>> Begin Records to use

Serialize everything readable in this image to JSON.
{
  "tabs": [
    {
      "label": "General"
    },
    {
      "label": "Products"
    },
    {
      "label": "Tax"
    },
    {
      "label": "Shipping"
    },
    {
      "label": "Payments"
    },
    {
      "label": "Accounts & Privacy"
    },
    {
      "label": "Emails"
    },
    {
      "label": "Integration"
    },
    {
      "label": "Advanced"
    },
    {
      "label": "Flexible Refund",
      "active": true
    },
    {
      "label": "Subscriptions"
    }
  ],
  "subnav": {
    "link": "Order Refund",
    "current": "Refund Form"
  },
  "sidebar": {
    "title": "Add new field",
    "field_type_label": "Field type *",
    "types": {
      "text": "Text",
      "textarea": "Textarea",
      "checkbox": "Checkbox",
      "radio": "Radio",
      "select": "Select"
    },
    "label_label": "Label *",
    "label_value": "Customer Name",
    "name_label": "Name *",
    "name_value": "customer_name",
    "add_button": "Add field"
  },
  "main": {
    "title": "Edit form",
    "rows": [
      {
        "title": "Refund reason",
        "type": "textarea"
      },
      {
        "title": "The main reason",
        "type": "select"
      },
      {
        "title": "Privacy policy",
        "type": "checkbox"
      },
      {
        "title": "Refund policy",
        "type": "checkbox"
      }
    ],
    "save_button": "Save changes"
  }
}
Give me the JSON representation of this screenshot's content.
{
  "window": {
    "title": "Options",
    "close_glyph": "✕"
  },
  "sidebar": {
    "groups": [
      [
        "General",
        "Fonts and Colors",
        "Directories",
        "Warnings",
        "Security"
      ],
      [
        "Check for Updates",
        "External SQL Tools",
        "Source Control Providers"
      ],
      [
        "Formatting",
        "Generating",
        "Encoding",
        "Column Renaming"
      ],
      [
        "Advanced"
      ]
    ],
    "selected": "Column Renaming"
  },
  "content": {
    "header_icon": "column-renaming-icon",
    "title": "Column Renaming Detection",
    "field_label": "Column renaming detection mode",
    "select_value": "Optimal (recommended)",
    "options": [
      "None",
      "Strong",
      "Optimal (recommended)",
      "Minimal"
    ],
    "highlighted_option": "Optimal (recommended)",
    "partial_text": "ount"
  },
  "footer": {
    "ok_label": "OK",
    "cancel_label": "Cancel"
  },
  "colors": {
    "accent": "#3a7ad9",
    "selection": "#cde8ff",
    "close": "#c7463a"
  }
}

>> End Records to use

## The request
Please set down each line of the records exactly as given.

## Task response
Serialize everything readable in this image to JSON.
{
  "tabs": [
    {
      "label": "General"
    },
    {
      "label": "Products"
    },
    {
      "label": "Tax"
    },
    {
      "label": "Shipping"
    },
    {
      "label": "Payments"
    },
    {
      "label": "Accounts & Privacy"
    },
    {
      "label": "Emails"
    },
    {
      "label": "Integration"
    },
    {
      "label": "Advanced"
    },
    {
      "label": "Flexible Refund",
      "active": true
    },
    {
      "label": "Subscriptions"
    }
  ],
  "subnav": {
    "link": "Order Refund",
    "current": "Refund Form"
  },
  "sidebar": {
    "title": "Add new field",
    "field_type_label": "Field type *",
    "types": {
      "text": "Text",
      "textarea": "Textarea",
      "checkbox": "Checkbox",
      "radio": "Radio",
      "select": "Select"
    },
    "label_label": "Label *",
    "label_value": "Customer Name",
    "name_label": "Name *",
    "name_value": "customer_name",
    "add_button": "Add field"
  },
  "main": {
    "title": "Edit form",
    "rows": [
      {
        "title": "Refund reason",
        "type": "textarea"
      },
      {
        "title": "The main reason",
        "type": "select"
      },
      {
        "title": "Privacy policy",
        "type": "checkbox"
      },
      {
        "title": "Refund policy",
        "type": "checkbox"
      }
    ],
    "save_button": "Save changes"
  }
}
Give me the JSON representation of this screenshot's content.
{
  "window": {
    "title": "Options",
    "close_glyph": "✕"
  },
  "sidebar": {
    "groups": [
      [
        "General",
        "Fonts and Colors",
        "Directories",
        "Warnings",
        "Security"
      ],
      [
        "Check for Updates",
        "External SQL Tools",
        "Source Control Providers"
      ],
      [
        "Formatting",
        "Generating",
        "Encoding",
        "Column Renaming"
      ],
      [
        "Advanced"
      ]
    ],
    "selected": "Column Renaming"
  },
  "content": {
    "header_icon": "column-renaming-icon",
    "title": "Column Renaming Detection",
    "field_label": "Column renaming detection mode",
    "select_value": "Optimal (recommended)",
    "options": [
      "None",
      "Strong",
      "Optimal (recommended)",
      "Minimal"
    ],
    "highlighted_option": "Optimal (recommended)",
    "partial_text": "ount"
  },
  "footer": {
    "ok_label": "OK",
    "cancel_label": "Cancel"
  },
  "colors": {
    "accent": "#3a7ad9",
    "selection": "#cde8ff",
    "close": "#c7463a"
  }
}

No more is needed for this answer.